TASK OBJECTIVE: Scan the records below. List lines holding "importance".

SUPPLIED MATERIAL:
-- -- --

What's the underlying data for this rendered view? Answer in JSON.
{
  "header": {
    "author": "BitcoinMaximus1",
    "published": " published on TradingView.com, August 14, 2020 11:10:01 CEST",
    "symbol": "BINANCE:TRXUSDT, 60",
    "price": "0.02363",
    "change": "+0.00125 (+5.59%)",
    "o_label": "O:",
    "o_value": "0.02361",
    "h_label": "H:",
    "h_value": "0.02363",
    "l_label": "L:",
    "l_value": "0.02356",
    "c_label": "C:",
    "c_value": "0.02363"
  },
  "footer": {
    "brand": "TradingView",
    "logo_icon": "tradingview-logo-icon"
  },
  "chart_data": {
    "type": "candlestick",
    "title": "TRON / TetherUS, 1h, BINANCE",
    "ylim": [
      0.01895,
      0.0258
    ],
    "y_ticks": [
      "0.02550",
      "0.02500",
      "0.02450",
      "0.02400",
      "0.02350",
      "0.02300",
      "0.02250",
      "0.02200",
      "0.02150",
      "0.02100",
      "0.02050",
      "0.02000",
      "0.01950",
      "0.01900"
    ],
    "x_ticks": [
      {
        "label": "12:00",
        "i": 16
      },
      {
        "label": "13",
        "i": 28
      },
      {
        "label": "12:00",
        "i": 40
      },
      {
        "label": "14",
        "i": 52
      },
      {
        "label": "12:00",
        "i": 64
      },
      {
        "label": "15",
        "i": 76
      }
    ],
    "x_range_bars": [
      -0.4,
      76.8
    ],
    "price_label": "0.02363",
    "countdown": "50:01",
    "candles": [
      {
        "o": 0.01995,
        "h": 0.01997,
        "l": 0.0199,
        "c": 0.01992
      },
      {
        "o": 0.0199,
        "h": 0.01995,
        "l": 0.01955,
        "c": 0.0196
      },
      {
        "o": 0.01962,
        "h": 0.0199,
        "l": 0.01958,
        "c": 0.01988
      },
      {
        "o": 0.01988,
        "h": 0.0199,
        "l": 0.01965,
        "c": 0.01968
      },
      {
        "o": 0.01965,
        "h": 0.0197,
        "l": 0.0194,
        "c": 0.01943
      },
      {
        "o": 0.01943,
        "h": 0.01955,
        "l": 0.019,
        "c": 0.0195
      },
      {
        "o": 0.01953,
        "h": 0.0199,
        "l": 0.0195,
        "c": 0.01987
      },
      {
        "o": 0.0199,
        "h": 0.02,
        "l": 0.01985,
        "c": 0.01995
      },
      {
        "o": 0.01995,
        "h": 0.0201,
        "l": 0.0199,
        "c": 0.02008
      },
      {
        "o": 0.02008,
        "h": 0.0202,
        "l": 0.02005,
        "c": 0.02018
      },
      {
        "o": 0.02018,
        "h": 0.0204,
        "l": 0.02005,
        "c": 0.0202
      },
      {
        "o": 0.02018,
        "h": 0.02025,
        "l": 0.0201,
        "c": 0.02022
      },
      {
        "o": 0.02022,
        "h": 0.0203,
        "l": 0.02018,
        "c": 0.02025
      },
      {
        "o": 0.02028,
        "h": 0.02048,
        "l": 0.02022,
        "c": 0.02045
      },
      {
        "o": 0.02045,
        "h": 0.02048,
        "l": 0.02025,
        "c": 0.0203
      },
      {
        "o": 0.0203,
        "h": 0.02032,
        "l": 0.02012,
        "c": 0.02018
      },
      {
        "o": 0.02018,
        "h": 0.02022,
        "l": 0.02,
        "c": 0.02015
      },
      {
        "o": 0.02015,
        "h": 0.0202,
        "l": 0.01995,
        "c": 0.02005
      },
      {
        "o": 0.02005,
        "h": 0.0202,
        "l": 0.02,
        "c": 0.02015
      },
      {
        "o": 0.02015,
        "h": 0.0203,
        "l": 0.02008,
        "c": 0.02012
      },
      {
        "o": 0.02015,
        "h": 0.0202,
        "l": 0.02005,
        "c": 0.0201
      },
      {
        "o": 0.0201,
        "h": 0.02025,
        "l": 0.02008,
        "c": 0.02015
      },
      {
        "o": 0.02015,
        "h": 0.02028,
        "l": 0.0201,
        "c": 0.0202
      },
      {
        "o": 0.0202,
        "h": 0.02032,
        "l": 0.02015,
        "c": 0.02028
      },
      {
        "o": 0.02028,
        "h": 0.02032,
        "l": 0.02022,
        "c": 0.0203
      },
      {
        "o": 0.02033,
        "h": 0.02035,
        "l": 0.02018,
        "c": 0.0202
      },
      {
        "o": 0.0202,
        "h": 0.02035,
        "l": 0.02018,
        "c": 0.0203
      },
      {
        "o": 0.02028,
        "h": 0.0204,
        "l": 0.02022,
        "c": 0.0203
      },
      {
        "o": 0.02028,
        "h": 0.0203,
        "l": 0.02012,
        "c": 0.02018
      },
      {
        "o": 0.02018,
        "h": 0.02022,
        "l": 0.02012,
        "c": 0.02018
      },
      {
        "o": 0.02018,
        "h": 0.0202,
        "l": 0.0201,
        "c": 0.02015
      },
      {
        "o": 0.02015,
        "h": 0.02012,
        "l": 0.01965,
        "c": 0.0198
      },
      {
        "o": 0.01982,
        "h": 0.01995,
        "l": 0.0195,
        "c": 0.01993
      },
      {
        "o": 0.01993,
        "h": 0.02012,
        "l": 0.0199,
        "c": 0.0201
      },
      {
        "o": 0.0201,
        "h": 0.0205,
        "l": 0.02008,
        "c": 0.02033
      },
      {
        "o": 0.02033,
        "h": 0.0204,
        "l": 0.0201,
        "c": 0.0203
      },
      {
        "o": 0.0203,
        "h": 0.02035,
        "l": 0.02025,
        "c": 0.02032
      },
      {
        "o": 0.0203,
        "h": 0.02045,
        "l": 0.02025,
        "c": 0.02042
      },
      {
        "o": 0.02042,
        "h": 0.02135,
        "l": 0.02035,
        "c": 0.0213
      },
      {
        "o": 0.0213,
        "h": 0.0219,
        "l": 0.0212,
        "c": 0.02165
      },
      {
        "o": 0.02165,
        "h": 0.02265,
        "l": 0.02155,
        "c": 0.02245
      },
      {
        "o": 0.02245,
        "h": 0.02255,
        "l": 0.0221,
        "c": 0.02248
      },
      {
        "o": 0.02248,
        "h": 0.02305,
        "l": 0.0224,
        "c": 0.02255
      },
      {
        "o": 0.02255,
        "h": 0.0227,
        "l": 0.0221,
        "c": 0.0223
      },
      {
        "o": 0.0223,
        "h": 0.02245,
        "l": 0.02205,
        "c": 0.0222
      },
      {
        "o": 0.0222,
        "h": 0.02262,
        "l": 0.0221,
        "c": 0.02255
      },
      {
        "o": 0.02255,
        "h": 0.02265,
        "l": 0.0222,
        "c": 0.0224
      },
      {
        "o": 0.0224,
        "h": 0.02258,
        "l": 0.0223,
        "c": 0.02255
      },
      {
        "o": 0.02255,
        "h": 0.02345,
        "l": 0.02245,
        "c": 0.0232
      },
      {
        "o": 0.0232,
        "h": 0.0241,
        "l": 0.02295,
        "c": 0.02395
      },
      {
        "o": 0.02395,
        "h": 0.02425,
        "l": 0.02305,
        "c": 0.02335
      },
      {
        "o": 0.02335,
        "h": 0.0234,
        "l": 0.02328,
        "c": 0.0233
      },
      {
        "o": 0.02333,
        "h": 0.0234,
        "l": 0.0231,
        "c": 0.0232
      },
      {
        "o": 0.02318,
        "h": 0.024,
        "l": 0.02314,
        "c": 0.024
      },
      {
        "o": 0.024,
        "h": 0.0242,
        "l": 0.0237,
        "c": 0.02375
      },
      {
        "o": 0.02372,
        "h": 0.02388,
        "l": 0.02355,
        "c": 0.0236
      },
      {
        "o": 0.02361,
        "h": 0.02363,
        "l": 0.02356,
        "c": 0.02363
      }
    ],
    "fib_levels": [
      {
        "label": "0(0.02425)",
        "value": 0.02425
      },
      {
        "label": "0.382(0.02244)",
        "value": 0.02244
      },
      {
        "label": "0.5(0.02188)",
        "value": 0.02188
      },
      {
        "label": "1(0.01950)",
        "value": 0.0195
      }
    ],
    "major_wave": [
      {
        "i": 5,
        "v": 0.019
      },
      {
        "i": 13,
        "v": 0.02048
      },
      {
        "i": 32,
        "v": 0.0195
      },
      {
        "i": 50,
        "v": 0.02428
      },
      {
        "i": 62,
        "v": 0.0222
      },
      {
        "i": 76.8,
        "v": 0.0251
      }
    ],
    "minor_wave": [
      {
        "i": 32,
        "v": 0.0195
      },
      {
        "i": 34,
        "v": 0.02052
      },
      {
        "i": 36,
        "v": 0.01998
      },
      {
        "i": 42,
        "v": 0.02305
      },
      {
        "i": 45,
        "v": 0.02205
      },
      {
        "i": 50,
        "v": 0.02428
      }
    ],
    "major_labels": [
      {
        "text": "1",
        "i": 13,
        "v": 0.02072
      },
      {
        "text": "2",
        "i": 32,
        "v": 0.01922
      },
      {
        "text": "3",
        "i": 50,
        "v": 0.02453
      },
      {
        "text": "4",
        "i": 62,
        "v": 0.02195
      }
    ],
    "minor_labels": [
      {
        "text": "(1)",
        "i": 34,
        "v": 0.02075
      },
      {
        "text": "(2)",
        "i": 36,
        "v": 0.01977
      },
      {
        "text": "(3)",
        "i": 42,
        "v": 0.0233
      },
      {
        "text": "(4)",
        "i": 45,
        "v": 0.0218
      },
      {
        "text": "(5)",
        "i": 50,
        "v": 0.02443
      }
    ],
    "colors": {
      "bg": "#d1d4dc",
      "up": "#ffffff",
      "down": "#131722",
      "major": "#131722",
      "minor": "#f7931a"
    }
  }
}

-- -- --

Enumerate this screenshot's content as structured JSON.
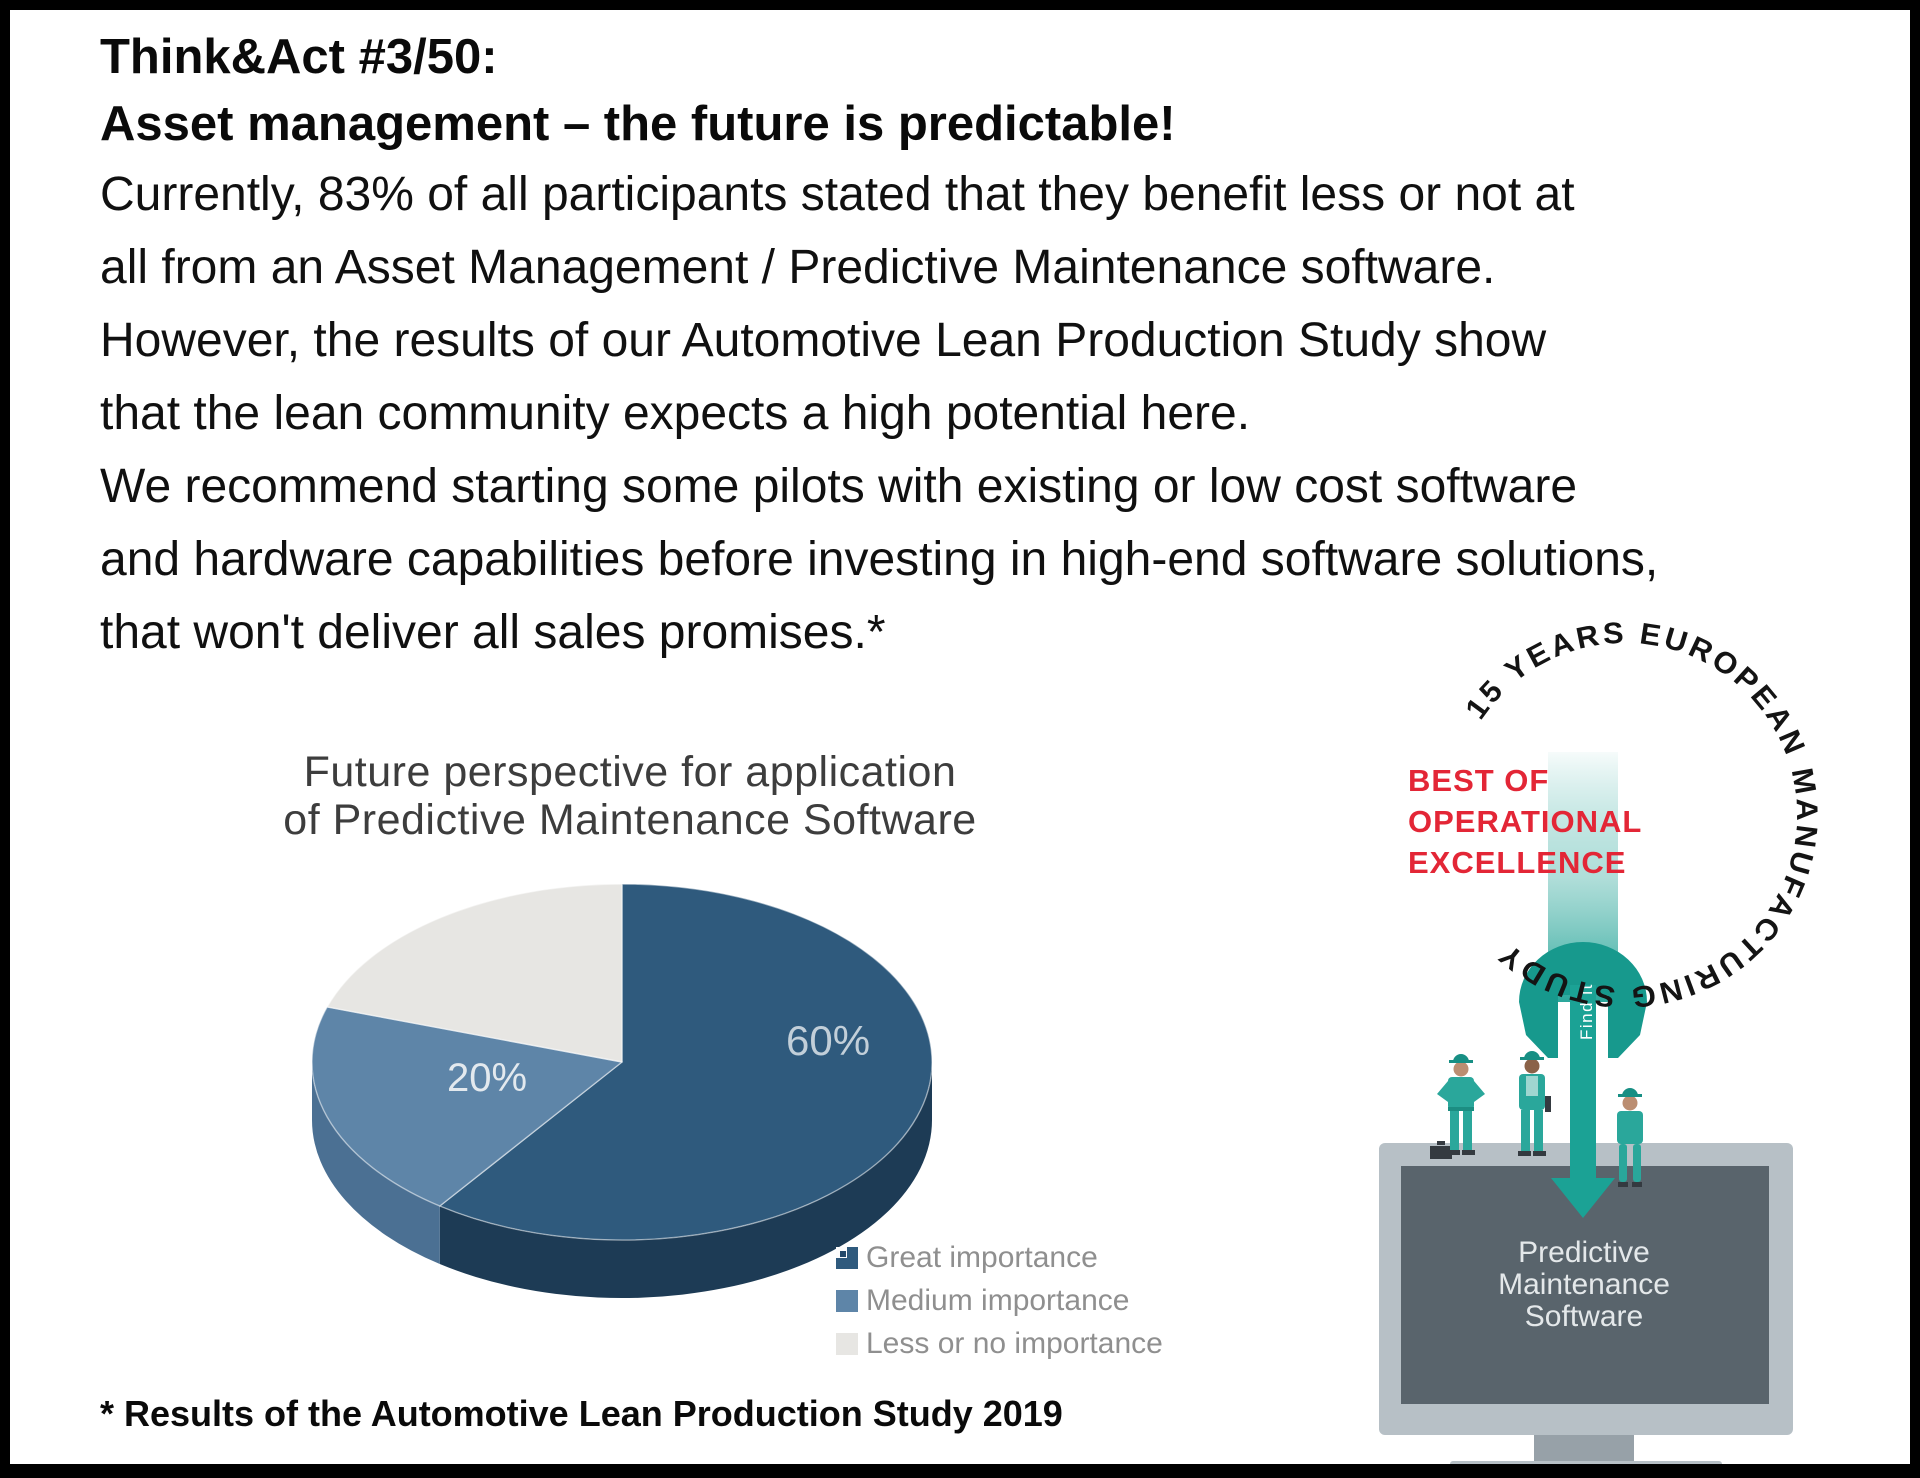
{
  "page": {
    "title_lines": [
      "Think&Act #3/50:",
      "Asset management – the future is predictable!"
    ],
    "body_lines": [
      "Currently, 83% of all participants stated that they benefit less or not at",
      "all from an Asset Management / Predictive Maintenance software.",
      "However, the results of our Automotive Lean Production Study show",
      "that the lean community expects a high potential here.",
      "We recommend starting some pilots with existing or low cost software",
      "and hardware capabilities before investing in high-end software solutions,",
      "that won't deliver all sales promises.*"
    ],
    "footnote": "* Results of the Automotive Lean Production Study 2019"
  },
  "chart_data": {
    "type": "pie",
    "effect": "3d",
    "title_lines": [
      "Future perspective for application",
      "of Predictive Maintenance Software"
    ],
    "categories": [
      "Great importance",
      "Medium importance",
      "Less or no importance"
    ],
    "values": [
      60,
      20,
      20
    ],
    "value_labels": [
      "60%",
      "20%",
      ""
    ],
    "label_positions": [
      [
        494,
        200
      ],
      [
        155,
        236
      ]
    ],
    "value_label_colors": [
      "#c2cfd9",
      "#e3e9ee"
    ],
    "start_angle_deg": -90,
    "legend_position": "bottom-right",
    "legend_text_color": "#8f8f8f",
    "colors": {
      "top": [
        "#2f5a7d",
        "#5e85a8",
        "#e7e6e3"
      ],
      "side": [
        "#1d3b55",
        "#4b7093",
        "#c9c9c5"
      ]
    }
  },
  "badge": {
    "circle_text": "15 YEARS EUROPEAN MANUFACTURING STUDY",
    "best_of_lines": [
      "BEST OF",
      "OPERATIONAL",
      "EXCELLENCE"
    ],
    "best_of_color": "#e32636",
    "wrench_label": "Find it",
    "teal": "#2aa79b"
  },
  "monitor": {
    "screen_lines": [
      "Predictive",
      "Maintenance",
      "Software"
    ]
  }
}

-- -- --

EXERCISE ANSWER:
      "Great importance",
      "Medium importance",
      "Less or no importance"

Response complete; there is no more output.